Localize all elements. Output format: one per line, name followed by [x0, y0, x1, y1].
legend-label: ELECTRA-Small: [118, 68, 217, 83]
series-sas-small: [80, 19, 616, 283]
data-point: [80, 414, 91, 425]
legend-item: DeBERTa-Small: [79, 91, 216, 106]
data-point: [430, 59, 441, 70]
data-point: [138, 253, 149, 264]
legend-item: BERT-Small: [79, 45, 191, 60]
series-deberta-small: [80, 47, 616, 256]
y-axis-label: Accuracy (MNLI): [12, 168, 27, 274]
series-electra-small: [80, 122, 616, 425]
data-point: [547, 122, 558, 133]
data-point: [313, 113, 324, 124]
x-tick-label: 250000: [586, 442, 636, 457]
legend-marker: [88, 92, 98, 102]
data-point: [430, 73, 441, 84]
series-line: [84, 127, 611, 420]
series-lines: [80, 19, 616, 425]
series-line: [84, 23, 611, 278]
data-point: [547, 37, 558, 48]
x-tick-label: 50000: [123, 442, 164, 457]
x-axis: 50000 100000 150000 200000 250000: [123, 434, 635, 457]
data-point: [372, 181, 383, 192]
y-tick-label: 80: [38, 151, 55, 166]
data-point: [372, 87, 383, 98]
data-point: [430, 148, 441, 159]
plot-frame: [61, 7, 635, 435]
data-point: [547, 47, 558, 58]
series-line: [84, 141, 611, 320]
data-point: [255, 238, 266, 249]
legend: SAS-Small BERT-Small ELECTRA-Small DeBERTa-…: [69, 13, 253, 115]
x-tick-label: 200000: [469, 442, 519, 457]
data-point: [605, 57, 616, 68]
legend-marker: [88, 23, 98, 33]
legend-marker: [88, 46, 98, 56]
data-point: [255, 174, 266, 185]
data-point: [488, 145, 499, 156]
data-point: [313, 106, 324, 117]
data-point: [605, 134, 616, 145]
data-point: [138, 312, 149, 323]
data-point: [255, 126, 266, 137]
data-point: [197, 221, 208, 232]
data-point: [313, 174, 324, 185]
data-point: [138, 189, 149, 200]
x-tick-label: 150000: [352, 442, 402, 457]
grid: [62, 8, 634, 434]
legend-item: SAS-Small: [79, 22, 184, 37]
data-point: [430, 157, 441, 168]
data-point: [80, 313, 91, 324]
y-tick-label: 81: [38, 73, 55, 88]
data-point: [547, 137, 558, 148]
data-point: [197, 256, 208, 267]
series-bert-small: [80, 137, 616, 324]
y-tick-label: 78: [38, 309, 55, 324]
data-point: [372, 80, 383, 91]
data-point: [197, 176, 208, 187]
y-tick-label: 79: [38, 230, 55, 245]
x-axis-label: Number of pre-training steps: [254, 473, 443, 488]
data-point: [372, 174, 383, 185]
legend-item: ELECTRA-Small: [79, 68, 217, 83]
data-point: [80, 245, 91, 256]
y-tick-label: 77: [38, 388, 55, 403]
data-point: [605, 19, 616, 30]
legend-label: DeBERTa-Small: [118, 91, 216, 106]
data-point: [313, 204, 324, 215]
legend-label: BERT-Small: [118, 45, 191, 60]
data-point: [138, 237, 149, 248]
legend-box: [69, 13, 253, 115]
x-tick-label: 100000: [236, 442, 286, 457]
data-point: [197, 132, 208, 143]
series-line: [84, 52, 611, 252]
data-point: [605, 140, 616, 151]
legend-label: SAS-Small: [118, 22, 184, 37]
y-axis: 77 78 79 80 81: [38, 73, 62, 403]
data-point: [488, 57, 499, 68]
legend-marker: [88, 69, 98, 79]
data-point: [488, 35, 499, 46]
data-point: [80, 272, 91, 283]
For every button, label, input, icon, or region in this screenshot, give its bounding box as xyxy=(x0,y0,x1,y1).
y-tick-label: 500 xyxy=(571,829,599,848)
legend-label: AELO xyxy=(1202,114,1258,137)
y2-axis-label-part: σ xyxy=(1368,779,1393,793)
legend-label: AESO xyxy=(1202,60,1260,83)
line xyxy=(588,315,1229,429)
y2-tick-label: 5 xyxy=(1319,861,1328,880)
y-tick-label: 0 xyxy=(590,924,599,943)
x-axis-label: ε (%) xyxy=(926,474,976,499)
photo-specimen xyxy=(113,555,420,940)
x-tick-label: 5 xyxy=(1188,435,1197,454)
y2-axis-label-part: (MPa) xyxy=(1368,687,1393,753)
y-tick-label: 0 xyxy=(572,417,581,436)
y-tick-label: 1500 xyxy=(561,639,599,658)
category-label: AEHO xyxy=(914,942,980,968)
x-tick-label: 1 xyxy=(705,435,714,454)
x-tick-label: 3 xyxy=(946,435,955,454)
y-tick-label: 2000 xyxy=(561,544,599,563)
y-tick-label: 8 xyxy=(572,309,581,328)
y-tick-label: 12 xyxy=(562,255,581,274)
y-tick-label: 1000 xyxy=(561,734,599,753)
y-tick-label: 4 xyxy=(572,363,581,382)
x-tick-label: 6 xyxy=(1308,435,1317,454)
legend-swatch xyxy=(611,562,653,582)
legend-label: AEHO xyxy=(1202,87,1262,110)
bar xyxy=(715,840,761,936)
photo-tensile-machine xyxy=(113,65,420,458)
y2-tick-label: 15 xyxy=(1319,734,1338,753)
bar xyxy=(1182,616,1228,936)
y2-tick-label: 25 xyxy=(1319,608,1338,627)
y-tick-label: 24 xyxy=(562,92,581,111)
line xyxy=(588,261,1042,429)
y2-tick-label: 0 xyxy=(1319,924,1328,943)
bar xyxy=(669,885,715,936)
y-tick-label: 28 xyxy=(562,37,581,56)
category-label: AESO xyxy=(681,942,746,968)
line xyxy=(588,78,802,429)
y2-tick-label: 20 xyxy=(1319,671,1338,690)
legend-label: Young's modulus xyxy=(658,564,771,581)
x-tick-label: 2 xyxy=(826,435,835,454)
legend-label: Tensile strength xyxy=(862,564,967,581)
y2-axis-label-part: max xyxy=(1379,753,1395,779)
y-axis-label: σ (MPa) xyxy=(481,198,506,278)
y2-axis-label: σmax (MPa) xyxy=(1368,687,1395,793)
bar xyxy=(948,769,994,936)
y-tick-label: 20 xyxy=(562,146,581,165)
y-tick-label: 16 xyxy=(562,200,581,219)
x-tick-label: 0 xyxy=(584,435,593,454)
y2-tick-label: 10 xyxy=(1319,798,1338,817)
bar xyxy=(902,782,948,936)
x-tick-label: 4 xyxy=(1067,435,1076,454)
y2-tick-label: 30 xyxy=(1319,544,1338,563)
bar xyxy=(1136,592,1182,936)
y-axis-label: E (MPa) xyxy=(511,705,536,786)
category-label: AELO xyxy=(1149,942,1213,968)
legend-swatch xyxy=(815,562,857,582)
------------------------------------------------------------------------
- _EXERCISE REQUIREMENTS_: Lay out every line of the entries above as a Markdown table with the columns Row and Entry line, one numbered row per line, skipping any blank lines.

- _ANSWER TO THIS TASK_:
| Row | Entry line |
|---|---|
| 1 | Localize all elements. Output format: one per line, name followed by [x0, y0, x1, y1]. |
| 2 | legend-label: ELECTRA-Small: [118, 68, 217, 83] |
| 3 | series-sas-small: [80, 19, 616, 283] |
| 4 | data-point: [80, 414, 91, 425] |
| 5 | legend-item: DeBERTa-Small: [79, 91, 216, 106] |
| 6 | data-point: [430, 59, 441, 70] |
| 7 | data-point: [138, 253, 149, 264] |
| 8 | legend-item: BERT-Small: [79, 45, 191, 60] |
| 9 | series-deberta-small: [80, 47, 616, 256] |
| 10 | y-axis-label: Accuracy (MNLI): [12, 168, 27, 274] |
| 11 | series-electra-small: [80, 122, 616, 425] |
| 12 | data-point: [547, 122, 558, 133] |
| 13 | data-point: [313, 113, 324, 124] |
| 14 | x-tick-label: 250000: [586, 442, 636, 457] |
| 15 | legend-marker: [88, 92, 98, 102] |
| 16 | data-point: [430, 73, 441, 84] |
| 17 | series-line: [84, 127, 611, 420] |
| 18 | series-lines: [80, 19, 616, 425] |
| 19 | series-line: [84, 23, 611, 278] |
| 20 | data-point: [547, 37, 558, 48] |
| 21 | x-tick-label: 50000: [123, 442, 164, 457] |
| 22 | x-axis: 50000 100000 150000 200000 250000: [123, 434, 635, 457] |
| 23 | data-point: [372, 181, 383, 192] |
| 24 | y-tick-label: 80: [38, 151, 55, 166] |
| 25 | data-point: [372, 87, 383, 98] |
| 26 | data-point: [430, 148, 441, 159] |
| 27 | plot-frame: [61, 7, 635, 435] |
| 28 | data-point: [547, 47, 558, 58] |
| 29 | series-line: [84, 141, 611, 320] |
| 30 | data-point: [255, 238, 266, 249] |
| 31 | legend: SAS-Small BERT-Small ELECTRA-Small DeBERTa-…: [69, 13, 253, 115] |
| 32 | x-tick-label: 200000: [469, 442, 519, 457] |
| 33 | data-point: [605, 57, 616, 68] |
| 34 | legend-marker: [88, 23, 98, 33] |
| 35 | legend-marker: [88, 46, 98, 56] |
| 36 | data-point: [255, 174, 266, 185] |
| 37 | data-point: [488, 145, 499, 156] |
| 38 | data-point: [313, 106, 324, 117] |
| 39 | data-point: [605, 134, 616, 145] |
| 40 | data-point: [138, 312, 149, 323] |
| 41 | data-point: [255, 126, 266, 137] |
| 42 | data-point: [197, 221, 208, 232] |
| 43 | data-point: [313, 174, 324, 185] |
| 44 | data-point: [138, 189, 149, 200] |
| 45 | x-tick-label: 150000: [352, 442, 402, 457] |
| 46 | grid: [62, 8, 634, 434] |
| 47 | legend-item: SAS-Small: [79, 22, 184, 37] |
| 48 | data-point: [430, 157, 441, 168] |
| 49 | data-point: [80, 313, 91, 324] |
| 50 | y-tick-label: 81: [38, 73, 55, 88] |
| 51 | data-point: [547, 137, 558, 148] |
| 52 | data-point: [197, 256, 208, 267] |
| 53 | series-bert-small: [80, 137, 616, 324] |
| 54 | y-tick-label: 78: [38, 309, 55, 324] |
| 55 | data-point: [372, 80, 383, 91] |
| 56 | data-point: [197, 176, 208, 187] |
| 57 | y-tick-label: 79: [38, 230, 55, 245] |
| 58 | x-axis-label: Number of pre-training steps: [254, 473, 443, 488] |
| 59 | data-point: [372, 174, 383, 185] |
| 60 | legend-item: ELECTRA-Small: [79, 68, 217, 83] |
| 61 | data-point: [80, 245, 91, 256] |
| 62 | y-tick-label: 77: [38, 388, 55, 403] |
| 63 | data-point: [605, 19, 616, 30] |
| 64 | legend-label: DeBERTa-Small: [118, 91, 216, 106] |
| 65 | data-point: [313, 204, 324, 215] |
| 66 | legend-label: BERT-Small: [118, 45, 191, 60] |
| 67 | data-point: [138, 237, 149, 248] |
| 68 | legend-box: [69, 13, 253, 115] |
| 69 | x-tick-label: 100000: [236, 442, 286, 457] |
| 70 | data-point: [197, 132, 208, 143] |
| 71 | series-line: [84, 52, 611, 252] |
| 72 | data-point: [605, 140, 616, 151] |
| 73 | legend-label: SAS-Small: [118, 22, 184, 37] |
| 74 | y-axis: 77 78 79 80 81: [38, 73, 62, 403] |
| 75 | data-point: [488, 57, 499, 68] |
| 76 | legend-marker: [88, 69, 98, 79] |
| 77 | data-point: [488, 35, 499, 46] |
| 78 | data-point: [80, 272, 91, 283] |
| 79 | For every button, label, input, icon, or region in this screenshot, give its bounding box as xyxy=(x0,y0,x1,y1). |
| 80 | y-tick-label: 500 xyxy=(571,829,599,848) |
| 81 | legend-label: AELO xyxy=(1202,114,1258,137) |
| 82 | y2-axis-label-part: σ xyxy=(1368,779,1393,793) |
| 83 | legend-label: AESO xyxy=(1202,60,1260,83) |
| 84 | line xyxy=(588,315,1229,429) |
| 85 | y2-tick-label: 5 xyxy=(1319,861,1328,880) |
| 86 | y-tick-label: 0 xyxy=(590,924,599,943) |
| 87 | x-axis-label: ε (%) xyxy=(926,474,976,499) |
| 88 | photo-specimen xyxy=(113,555,420,940) |
| 89 | x-tick-label: 5 xyxy=(1188,435,1197,454) |
| 90 | y2-axis-label-part: (MPa) xyxy=(1368,687,1393,753) |
| 91 | y-tick-label: 0 xyxy=(572,417,581,436) |
| 92 | y-tick-label: 1500 xyxy=(561,639,599,658) |
| 93 | category-label: AEHO xyxy=(914,942,980,968) |
| 94 | x-tick-label: 1 xyxy=(705,435,714,454) |
| 95 | x-tick-label: 3 xyxy=(946,435,955,454) |
| 96 | y-tick-label: 2000 xyxy=(561,544,599,563) |
| 97 | y-tick-label: 8 xyxy=(572,309,581,328) |
| 98 | y-tick-label: 12 xyxy=(562,255,581,274) |
| 99 | y-tick-label: 1000 xyxy=(561,734,599,753) |
| 100 | y-tick-label: 4 xyxy=(572,363,581,382) |
| 101 | x-tick-label: 6 xyxy=(1308,435,1317,454) |
| 102 | legend-swatch xyxy=(611,562,653,582) |
| 103 | legend-label: AEHO xyxy=(1202,87,1262,110) |
| 104 | bar xyxy=(715,840,761,936) |
| 105 | photo-tensile-machine xyxy=(113,65,420,458) |
| 106 | y2-tick-label: 15 xyxy=(1319,734,1338,753) |
| 107 | bar xyxy=(1182,616,1228,936) |
| 108 | y2-tick-label: 25 xyxy=(1319,608,1338,627) |
| 109 | y-tick-label: 24 xyxy=(562,92,581,111) |
| 110 | line xyxy=(588,261,1042,429) |
| 111 | y2-tick-label: 0 xyxy=(1319,924,1328,943) |
| 112 | bar xyxy=(669,885,715,936) |
| 113 | y-tick-label: 28 xyxy=(562,37,581,56) |
| 114 | category-label: AESO xyxy=(681,942,746,968) |
| 115 | line xyxy=(588,78,802,429) |
| 116 | y2-tick-label: 20 xyxy=(1319,671,1338,690) |
| 117 | legend-label: Young's modulus xyxy=(658,564,771,581) |
| 118 | x-tick-label: 2 xyxy=(826,435,835,454) |
| 119 | legend-label: Tensile strength xyxy=(862,564,967,581) |
| 120 | y2-axis-label-part: max xyxy=(1379,753,1395,779) |
| 121 | y-axis-label: σ (MPa) xyxy=(481,198,506,278) |
| 122 | y2-axis-label: σmax (MPa) xyxy=(1368,687,1395,793) |
| 123 | bar xyxy=(948,769,994,936) |
| 124 | y-tick-label: 20 xyxy=(562,146,581,165) |
| 125 | y-tick-label: 16 xyxy=(562,200,581,219) |
| 126 | x-tick-label: 0 xyxy=(584,435,593,454) |
| 127 | y2-tick-label: 10 xyxy=(1319,798,1338,817) |
| 128 | bar xyxy=(902,782,948,936) |
| 129 | x-tick-label: 4 xyxy=(1067,435,1076,454) |
| 130 | y2-tick-label: 30 xyxy=(1319,544,1338,563) |
| 131 | bar xyxy=(1136,592,1182,936) |
| 132 | y-axis-label: E (MPa) xyxy=(511,705,536,786) |
| 133 | category-label: AELO xyxy=(1149,942,1213,968) |
| 134 | legend-swatch xyxy=(815,562,857,582) |